• Texto extraído:
○ ○ ○
Por: Jaime Bedoya
El Comercio, 15 de Julio del 2022
“A los periodistas los ronderos les pidieron un desmentido en señal abierta para liberarlos. A las mujeres la libertad les fue ofrecida a cambio que no denunciaran el secuestro. Eso no es el acervo cultural peruano, esos son los usos y costumbres de la familia Corleone”. Lee la columna de Jaime Bedoya
En el Perú del año 2022 siete mujeres estuvieron colgadas de cabeza durante más de diez días. Era un recurso para hacerlas confesar. La acusación era de hechicería. También se les daba latigazos y se les desnudaba en público para hacer más convincente la conveniencia de admitir que eran brujas.
Supuestamente habían matado a una persona por obra de magia negra, hecho sobre el que la única prueba era la suposición. Las rondas, como administradores de justicia ahí donde la policía no llega y la interculturalidad les da carta blanca, ya las habían sentenciado, aún antes de la admisión de culpa sobrenatural.
○ ○ ○
• Datos para analizar:
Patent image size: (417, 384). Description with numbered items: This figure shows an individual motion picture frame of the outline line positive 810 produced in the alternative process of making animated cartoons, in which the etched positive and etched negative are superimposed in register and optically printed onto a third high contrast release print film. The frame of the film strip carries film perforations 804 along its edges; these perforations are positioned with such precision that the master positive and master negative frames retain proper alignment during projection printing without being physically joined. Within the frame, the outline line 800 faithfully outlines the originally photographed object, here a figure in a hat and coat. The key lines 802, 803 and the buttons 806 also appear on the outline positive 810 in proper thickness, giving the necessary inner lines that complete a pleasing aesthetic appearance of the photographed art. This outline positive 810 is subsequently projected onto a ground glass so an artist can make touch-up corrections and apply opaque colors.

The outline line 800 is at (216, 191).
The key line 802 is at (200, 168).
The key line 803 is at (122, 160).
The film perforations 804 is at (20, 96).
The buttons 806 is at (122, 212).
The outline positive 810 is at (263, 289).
○ ○ ○
• Consigna: Copia, por favor, de la columna sobre las mujeres acusadas de brujería todo lo que va desde "Por: Jaime Bedoya" hasta "que eran brujas.", sin cambiar nada.

• Respuesta:
Por: Jaime Bedoya
El Comercio, 15 de Julio del 2022
“A los periodistas los ronderos les pidieron un desmentido en señal abierta para liberarlos. A las mujeres la libertad les fue ofrecida a cambio que no denunciaran el secuestro. Eso no es el acervo cultural peruano, esos son los usos y costumbres de la familia Corleone”. Lee la columna de Jaime Bedoya
En el Perú del año 2022 siete mujeres estuvieron colgadas de cabeza durante más de diez días. Era un recurso para hacerlas confesar. La acusación era de hechicería. También se les daba latigazos y se les desnudaba en público para hacer más convincente la conveniencia de admitir que eran brujas.